Task goal> Using the material below, work out how many lines contain the word "color". Reply with the number and nothing more.

Entries with figure data:
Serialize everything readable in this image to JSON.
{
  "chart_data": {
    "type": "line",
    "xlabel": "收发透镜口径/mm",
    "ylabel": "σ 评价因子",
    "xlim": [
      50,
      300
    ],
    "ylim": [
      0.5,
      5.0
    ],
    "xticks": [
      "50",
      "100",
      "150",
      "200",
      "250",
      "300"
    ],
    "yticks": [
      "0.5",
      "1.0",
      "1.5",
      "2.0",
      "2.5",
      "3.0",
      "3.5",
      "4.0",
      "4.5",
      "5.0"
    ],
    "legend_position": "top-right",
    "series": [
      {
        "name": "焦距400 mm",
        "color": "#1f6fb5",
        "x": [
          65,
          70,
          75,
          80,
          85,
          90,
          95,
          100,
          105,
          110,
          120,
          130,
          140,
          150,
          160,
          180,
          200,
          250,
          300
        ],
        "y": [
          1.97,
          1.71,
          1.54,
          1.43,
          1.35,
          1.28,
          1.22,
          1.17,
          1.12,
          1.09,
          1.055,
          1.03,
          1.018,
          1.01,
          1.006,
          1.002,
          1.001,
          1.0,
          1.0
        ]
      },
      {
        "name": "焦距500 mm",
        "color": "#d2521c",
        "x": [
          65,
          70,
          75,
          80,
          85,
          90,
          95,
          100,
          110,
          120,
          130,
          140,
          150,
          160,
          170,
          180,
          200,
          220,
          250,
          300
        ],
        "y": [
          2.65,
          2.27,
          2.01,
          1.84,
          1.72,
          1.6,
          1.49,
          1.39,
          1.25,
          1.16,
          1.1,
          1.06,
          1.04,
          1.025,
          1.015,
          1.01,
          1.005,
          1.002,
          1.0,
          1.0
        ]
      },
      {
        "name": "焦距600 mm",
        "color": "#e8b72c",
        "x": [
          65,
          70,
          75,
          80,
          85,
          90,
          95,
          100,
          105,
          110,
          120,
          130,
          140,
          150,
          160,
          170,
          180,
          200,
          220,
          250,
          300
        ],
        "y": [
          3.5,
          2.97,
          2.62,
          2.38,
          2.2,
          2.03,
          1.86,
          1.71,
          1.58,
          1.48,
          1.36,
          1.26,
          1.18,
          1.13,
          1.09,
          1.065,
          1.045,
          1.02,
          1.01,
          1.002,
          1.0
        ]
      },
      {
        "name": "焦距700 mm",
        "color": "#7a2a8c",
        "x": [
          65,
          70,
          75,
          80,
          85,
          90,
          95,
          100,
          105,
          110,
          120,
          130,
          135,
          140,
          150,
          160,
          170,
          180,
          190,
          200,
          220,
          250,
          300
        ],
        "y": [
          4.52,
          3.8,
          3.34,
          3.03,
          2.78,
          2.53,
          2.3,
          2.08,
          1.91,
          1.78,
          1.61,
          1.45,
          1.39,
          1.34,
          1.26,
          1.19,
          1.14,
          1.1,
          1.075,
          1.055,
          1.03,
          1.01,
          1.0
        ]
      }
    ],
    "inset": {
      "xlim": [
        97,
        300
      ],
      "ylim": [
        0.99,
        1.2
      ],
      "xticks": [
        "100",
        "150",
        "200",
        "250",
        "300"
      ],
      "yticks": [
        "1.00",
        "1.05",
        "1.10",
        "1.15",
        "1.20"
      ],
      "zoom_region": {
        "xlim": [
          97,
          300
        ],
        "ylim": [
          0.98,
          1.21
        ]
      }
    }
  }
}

Exercise response> 4